> [阅读文本]:
_ _ _
Skip to content

与SparkSql集成

使用spark-sql环境进行操作,基于外置Hive保存数据到Hadoop上。

1. 环境准备

1.1 下载iceberg

访问https://repo1.maven.org/maven2/org/apache/iceberg/, 下载对应Spark版本的iceberg运行jar包:
Alt text

提示

目前最新版本为1.8.0,但是iceberg从1.7.0开始不再支持jdk1.8, iceberg1.6.1支持jdk1.8

1.2 拷贝iceberg的jar包到Spark的jars目录

sh
cp /opt/software/iceberg-spark-runtime-3.4_2.12-1.6.1.jar /opt/module/spark-3.4.2/jars

1.3 启动环境依赖

启动Hadoop集群和Hive的metastore服务

2. 配置SparkSql

Spark中支持两种Catalog的设置:hive和hadoop,Hive Catalog就是Iceberg表存储使用Hive默认的数据路径,Hadoop Catalog需要指定Iceberg格式表存储路径。默认使用Hive Catalog。

2.1 配置Hive Catalog

编辑spark-defaults.conf文件,添加额外自定义的Hive Catalog。

sh
[jack@hadoop103 spark-3.4.2]$ cd conf/
[jack@hadoop103 conf]$ cp spark-defaults.conf.template spark-defaults.conf
## 配置如下内容
spark.sql.catalog.hive_prod = org.apache.iceberg.spark.SparkCatalog
spark.sql.catalog.hive_prod.type = hive
spark.sql.catalog.hive_prod.uri = thrift://hadoop103:9083

2.2 配置Hadoop Catalog

编辑 spark-defaults.conf文件

sh
[jack@hadoop103 conf]$ vim spark-defaults.conf
## 配置如下内容
spark.sql.catalog.hadoop_prod = org.apache.iceberg.spark.SparkCatalog
spark.sql.catalog.hadoop_prod.type = hadoop
spark.sql.catalog.hadoop_prod.warehouse = hdfs://hadoop102:8020/warehouse/spark-iceberg

3. 启动SparkSql

  1. 执行thriftserver的启动脚本:
sh
./sbin/start-thriftserver.sh
  1. 连接sparksql
sh
./bin/beeline -u jdbc:hive2://hadoop103:10000 -n jack

4. 创建表

建表支持以下语法特性:

  • PARTITIONED BY (partition-expressions) :配置分区
  • LOCATION '(fully-qualified-uri)' :指定表路径
  • COMMENT 'table documentation' :配置表备注
  • TBLPROPERTIES ('key'='value', ...) :配置表属性

对Iceberg表的每次更改都会生成一个新的元数据文件(json文件)以提供原子性。默认情况下,旧元数据文件作为历史文件保存不会删除。
_ _ _
> [原始资料]:
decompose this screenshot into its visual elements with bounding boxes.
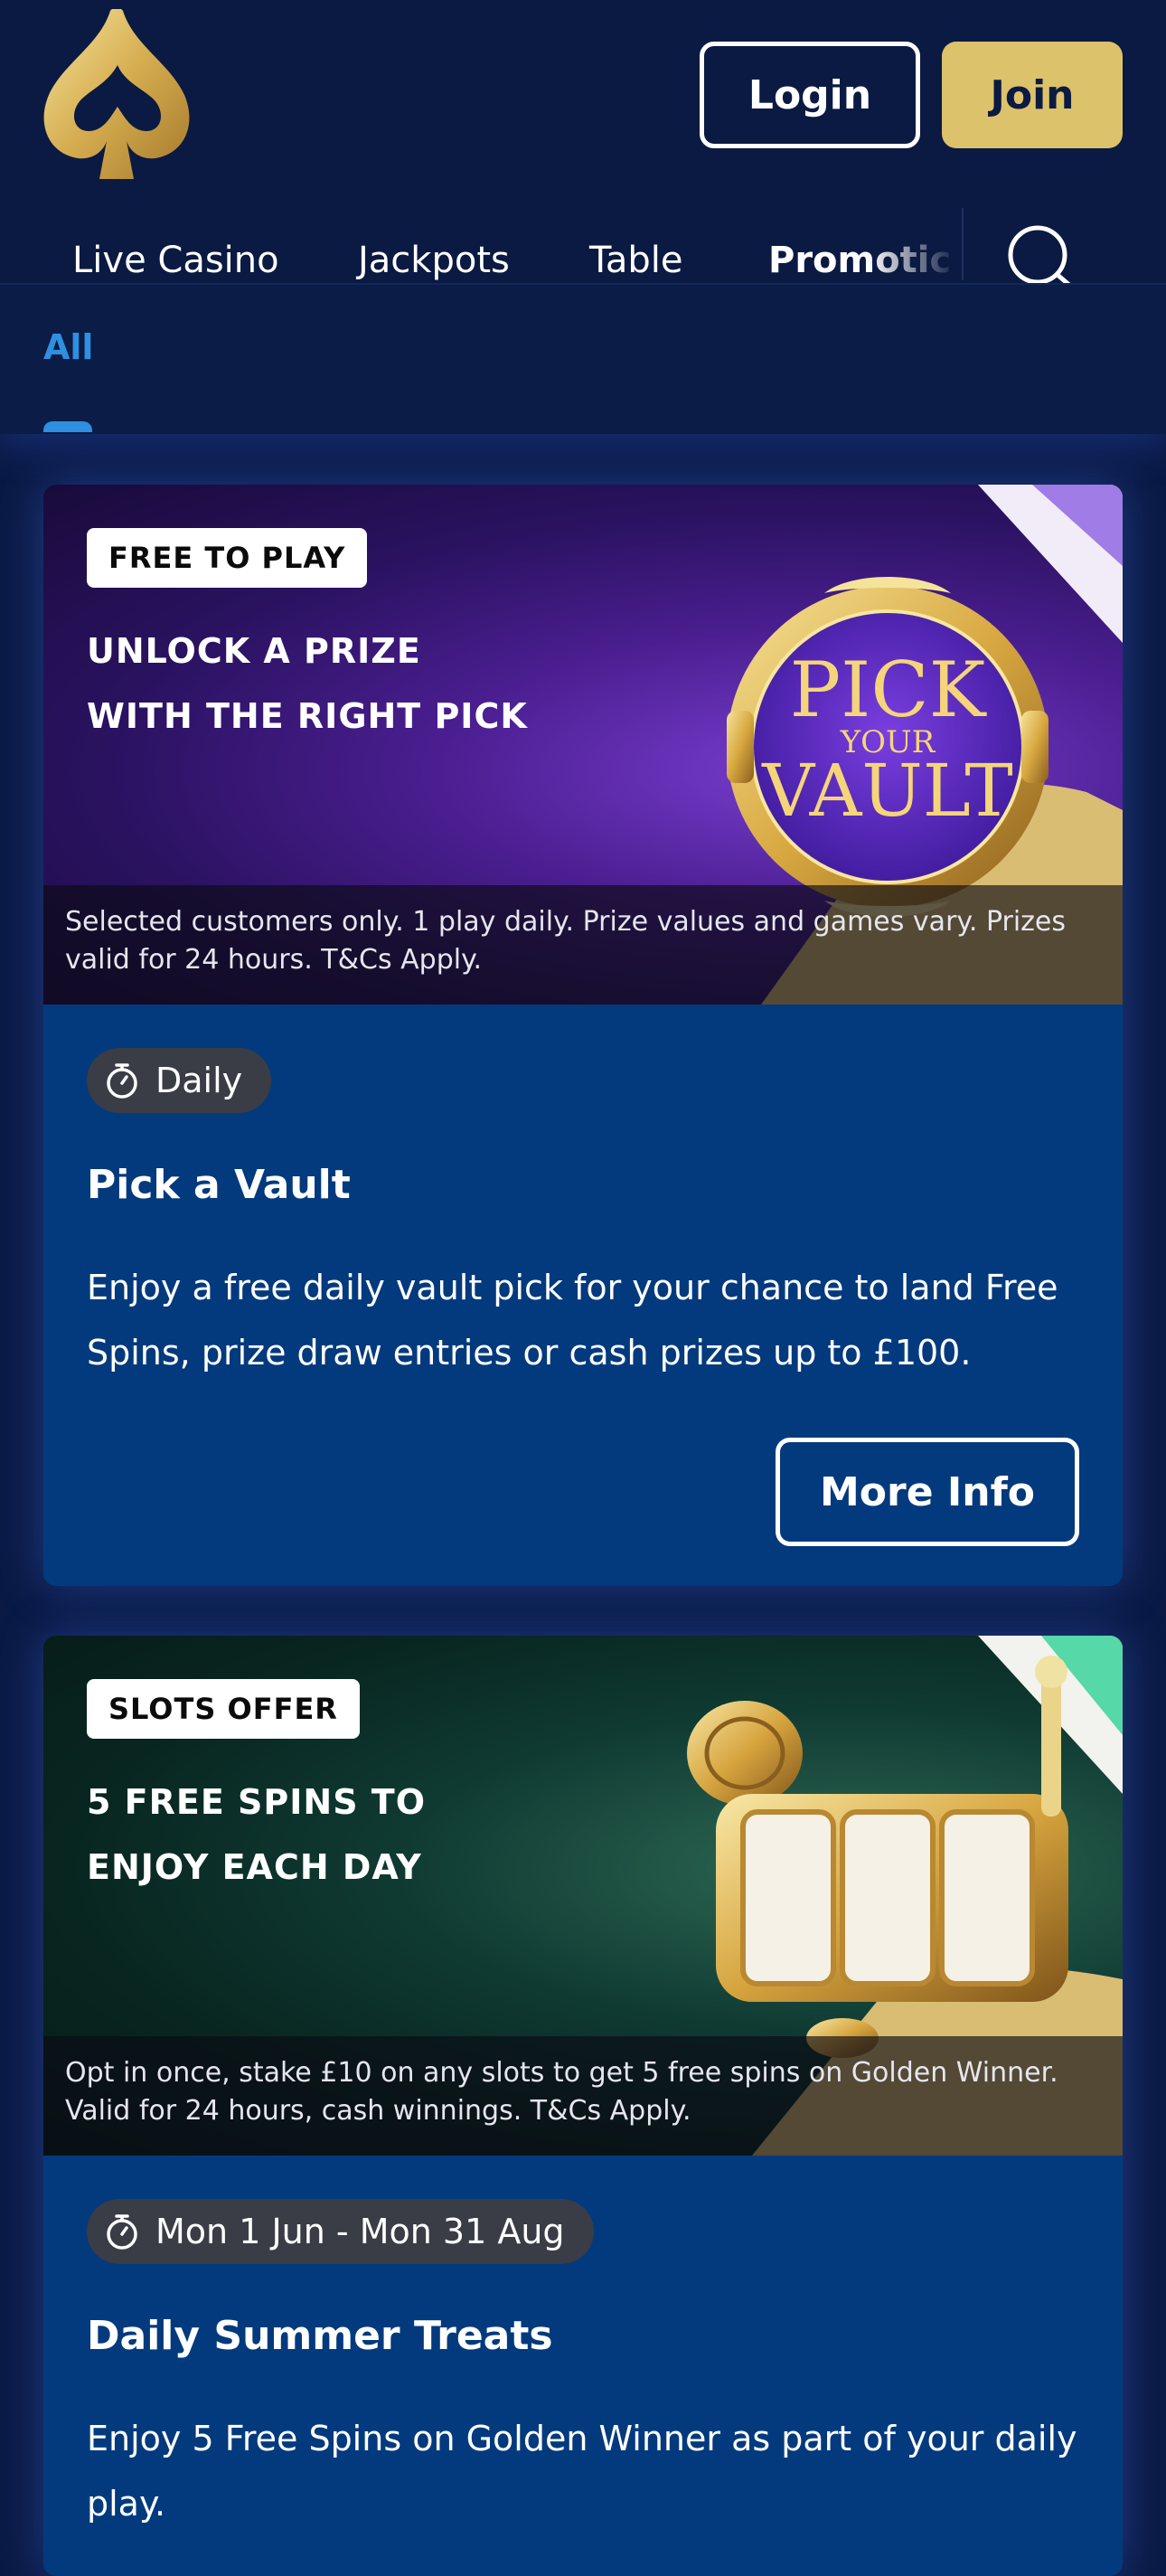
_ _ _
> [待办任务]:
A – 请将Iceberg与SparkSql集成一文中的句子“对Iceberg表的每次更改都会生成一个新的元数据文件(json文件)以提供原子性。”译成英文。
B – 从Iceberg与SparkSql集成一文的最后一句之后续写。
这些资料与此处的任务无关。

> [任务答案]:
A – Every change to an Iceberg table generates a new metadata file (a JSON file) to provide atomicity.

B –
4.1 创建内部表

sql
-- 
CREATE TABLE ice_spark_sample1 (
    id bigint COMMENT 'unique id',
    data string)
USING iceberg
location '/spark/warehouse/ice_spark_sample1';

查看ice_spark_sample1表信息:

sh
0: jdbc:hive2://hadoop103:10000> show create table ice_spark_sample1;
+----------------------------------------------------+
|                   createtab_stmt                   |
+----------------------------------------------------+
| CREATE TABLE hive_prod.default.ice_spark_sample1 (
  id BIGINT COMMENT 'unique id',
  data STRING)
USING iceberg
LOCATION 'hdfs://hadoop102:8020/spark/warehouse/ice_spark_sample1'
TBLPROPERTIES (
  'current-snapshot-id' = 'none',
  'format' = 'iceberg/parquet',
  'format-version' = '2',
  'write.parquet.compression-codec' = 'zstd')
 |
+----------------------------------------------------+
1 row selected (0.38 seconds)

查看HDFS上面记录的元数据json文件信息:
Alt text

4.2 创建外部表

sql
CREATE EXTERNAL TABLE ice_spark_sample2 (
    id bigint COMMENT 'unique id',
    data string)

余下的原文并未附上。